§ **DATA FOR THE TASK**
********
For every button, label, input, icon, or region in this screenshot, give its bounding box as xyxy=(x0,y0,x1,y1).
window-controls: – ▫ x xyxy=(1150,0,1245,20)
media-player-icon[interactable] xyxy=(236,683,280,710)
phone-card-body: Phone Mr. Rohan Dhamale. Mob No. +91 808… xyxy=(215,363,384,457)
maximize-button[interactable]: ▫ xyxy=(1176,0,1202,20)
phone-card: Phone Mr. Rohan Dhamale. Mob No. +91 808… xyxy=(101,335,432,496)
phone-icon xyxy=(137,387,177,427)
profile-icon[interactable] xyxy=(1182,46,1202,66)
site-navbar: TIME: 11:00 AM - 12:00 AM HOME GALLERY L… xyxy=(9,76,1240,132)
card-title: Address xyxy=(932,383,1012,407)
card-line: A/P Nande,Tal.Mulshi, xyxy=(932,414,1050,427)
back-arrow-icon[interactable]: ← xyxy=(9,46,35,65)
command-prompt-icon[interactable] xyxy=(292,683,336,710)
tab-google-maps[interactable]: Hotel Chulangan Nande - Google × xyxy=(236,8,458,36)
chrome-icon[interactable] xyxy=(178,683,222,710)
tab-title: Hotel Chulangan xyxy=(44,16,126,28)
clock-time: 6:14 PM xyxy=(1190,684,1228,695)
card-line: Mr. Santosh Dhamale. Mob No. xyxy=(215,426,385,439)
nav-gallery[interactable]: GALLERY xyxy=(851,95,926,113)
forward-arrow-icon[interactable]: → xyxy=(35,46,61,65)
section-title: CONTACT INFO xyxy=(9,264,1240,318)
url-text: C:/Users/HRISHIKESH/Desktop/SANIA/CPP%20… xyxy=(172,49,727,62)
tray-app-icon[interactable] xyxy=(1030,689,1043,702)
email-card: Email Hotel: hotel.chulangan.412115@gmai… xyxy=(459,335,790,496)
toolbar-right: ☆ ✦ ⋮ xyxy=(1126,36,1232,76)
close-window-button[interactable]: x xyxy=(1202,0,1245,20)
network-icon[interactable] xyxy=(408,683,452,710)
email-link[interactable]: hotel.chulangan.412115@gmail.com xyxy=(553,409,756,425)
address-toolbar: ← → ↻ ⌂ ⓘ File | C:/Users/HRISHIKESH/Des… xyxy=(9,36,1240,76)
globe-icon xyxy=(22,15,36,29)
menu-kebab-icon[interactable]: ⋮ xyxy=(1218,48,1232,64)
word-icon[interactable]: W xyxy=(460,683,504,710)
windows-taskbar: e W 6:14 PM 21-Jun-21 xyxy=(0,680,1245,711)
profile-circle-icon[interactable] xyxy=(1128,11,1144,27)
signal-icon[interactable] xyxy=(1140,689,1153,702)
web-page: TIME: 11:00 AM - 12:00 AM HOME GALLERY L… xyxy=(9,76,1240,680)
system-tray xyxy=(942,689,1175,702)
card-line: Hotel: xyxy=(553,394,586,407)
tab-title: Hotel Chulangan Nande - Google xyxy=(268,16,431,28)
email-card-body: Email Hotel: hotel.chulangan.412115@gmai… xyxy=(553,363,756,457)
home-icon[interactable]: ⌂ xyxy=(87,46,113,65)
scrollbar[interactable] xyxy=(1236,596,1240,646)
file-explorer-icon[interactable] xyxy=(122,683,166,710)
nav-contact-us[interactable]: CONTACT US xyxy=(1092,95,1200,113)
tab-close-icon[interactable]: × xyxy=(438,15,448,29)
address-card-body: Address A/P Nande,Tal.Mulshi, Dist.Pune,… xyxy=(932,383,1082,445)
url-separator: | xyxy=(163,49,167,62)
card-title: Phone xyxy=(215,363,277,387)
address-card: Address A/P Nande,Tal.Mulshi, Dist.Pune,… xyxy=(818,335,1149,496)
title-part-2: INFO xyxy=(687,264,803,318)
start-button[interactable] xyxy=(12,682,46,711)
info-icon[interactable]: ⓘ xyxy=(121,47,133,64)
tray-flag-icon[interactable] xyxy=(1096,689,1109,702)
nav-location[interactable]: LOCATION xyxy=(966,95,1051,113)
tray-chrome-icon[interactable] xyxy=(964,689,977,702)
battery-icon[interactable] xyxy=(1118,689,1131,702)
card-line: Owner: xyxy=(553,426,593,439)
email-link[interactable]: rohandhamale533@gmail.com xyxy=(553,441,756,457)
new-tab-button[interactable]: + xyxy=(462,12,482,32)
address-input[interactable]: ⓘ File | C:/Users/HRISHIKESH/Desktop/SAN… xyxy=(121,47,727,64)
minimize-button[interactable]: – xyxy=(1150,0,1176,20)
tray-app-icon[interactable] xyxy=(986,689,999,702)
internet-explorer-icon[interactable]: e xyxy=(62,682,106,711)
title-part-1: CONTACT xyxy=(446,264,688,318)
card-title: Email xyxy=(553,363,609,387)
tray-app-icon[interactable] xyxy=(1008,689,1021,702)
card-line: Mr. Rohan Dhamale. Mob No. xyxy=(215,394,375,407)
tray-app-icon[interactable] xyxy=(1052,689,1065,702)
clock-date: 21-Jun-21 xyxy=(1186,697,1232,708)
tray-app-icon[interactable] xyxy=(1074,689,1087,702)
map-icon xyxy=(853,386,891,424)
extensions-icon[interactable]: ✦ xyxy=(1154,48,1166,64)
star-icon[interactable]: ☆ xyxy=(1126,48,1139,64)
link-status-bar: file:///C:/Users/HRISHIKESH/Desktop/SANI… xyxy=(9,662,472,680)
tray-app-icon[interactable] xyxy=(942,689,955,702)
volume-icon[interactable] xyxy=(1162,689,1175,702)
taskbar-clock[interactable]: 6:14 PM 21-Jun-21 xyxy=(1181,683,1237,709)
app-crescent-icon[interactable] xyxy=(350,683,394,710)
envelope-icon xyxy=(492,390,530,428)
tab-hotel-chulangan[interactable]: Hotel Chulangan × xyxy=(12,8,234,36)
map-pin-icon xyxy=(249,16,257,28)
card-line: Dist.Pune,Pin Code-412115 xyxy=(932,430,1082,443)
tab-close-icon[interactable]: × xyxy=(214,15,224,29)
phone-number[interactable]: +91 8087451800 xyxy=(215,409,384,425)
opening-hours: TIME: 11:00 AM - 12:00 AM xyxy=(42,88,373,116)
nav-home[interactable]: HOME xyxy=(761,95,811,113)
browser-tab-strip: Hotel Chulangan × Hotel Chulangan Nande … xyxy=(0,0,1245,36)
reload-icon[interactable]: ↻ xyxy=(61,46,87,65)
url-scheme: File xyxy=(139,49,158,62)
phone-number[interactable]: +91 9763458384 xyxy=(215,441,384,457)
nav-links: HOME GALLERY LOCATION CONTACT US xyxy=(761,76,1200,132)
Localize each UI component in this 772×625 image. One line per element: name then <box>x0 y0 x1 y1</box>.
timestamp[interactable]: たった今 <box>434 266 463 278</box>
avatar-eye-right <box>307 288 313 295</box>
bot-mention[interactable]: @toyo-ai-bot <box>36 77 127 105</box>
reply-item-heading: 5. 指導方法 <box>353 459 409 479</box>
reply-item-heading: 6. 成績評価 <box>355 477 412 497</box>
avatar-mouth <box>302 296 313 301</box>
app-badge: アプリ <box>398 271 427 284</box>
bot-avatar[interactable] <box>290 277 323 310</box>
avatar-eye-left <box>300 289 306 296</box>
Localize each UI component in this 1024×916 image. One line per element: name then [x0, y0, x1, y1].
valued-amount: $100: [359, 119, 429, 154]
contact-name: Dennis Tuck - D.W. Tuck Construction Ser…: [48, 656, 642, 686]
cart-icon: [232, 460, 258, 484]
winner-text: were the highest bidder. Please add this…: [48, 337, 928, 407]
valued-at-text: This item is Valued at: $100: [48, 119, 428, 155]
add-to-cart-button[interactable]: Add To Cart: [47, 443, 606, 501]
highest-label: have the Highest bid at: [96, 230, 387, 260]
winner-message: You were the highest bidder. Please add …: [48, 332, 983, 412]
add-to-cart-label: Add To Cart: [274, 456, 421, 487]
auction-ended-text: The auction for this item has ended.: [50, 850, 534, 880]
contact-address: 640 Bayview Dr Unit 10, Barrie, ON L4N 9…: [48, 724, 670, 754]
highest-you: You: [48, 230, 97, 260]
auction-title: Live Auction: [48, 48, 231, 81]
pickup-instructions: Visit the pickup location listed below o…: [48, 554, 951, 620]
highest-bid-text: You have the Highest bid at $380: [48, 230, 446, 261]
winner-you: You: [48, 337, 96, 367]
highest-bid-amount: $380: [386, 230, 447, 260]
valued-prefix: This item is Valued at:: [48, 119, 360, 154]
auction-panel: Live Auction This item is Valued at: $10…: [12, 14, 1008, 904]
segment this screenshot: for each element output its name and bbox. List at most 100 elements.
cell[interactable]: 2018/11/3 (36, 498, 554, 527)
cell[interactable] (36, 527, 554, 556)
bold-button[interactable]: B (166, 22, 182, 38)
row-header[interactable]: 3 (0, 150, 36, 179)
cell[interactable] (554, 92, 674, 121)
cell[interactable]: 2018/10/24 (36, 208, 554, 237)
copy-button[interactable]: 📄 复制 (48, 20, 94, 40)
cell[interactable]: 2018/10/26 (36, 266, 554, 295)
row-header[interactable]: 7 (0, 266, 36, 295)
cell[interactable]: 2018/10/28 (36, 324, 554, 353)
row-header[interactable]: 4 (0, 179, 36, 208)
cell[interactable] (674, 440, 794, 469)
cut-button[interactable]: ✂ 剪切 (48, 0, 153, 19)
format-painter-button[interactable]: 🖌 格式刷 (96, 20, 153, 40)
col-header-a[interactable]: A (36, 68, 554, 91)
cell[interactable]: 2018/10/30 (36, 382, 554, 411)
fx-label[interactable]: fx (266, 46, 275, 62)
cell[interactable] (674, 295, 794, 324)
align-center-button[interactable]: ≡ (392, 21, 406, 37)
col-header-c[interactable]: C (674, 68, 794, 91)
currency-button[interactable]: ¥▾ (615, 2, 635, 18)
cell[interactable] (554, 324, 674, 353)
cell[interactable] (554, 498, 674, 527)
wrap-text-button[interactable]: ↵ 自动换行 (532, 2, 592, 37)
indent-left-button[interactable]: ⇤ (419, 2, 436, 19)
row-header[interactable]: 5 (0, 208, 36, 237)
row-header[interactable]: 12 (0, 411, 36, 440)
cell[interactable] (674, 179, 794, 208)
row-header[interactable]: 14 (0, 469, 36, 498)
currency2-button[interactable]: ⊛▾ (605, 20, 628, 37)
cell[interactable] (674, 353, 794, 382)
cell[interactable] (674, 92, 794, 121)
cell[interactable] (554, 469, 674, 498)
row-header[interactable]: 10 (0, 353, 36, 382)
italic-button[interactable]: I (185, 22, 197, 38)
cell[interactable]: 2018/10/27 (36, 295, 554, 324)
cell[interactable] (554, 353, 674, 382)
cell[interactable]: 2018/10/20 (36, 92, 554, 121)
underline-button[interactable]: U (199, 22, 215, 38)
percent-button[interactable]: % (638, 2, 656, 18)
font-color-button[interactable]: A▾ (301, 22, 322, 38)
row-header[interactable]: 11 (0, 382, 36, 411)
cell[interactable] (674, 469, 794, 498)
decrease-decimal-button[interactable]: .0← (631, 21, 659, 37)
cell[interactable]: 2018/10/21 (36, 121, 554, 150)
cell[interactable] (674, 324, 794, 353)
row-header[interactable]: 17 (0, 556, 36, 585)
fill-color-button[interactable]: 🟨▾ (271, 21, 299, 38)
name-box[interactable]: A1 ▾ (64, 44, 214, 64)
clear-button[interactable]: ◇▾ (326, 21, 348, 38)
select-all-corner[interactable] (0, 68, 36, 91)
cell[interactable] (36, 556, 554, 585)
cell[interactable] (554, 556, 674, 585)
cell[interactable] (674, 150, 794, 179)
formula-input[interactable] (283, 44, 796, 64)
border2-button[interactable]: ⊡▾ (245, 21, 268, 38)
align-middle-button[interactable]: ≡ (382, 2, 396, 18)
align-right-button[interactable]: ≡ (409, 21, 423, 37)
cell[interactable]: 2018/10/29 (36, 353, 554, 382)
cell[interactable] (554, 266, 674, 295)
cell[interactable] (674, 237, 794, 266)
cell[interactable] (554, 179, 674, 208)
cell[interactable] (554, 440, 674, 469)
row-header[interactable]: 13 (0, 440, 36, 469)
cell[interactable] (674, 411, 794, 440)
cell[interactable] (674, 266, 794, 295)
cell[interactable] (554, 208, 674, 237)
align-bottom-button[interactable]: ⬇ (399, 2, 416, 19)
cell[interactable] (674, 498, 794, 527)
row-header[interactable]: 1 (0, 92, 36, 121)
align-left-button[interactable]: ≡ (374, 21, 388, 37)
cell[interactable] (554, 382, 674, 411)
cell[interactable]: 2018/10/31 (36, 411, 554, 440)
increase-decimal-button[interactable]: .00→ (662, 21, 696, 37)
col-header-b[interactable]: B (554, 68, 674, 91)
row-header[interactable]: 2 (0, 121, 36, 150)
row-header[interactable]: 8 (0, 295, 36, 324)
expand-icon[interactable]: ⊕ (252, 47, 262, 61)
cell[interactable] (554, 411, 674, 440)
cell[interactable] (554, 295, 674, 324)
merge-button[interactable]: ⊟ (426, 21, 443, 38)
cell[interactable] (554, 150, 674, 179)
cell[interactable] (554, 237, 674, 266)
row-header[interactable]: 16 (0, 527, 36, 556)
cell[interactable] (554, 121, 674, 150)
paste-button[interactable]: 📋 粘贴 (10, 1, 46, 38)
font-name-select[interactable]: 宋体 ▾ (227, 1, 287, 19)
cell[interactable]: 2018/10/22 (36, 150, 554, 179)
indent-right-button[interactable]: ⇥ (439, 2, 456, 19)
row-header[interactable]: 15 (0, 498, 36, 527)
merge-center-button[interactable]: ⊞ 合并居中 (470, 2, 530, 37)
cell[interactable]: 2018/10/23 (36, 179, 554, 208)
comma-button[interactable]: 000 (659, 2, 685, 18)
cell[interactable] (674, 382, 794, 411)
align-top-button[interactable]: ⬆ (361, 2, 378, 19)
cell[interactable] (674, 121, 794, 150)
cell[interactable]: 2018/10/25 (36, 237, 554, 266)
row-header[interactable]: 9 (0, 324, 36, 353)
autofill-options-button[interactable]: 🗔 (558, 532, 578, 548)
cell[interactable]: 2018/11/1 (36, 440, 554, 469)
********
§ **WHAT TO WORK ON**
Can you reproduce, unchanged, the stretch from the first line through the line that contains "phone-card-body: Phone Mr."?

§ **ANSWER BELOW**
For every button, label, input, icon, or region in this screenshot, give its bounding box as xyxy=(x0,y0,x1,y1).
window-controls: – ▫ x xyxy=(1150,0,1245,20)
media-player-icon[interactable] xyxy=(236,683,280,710)
phone-card-body: Phone Mr. Rohan Dhamale. Mob No. +91 808… xyxy=(215,363,384,457)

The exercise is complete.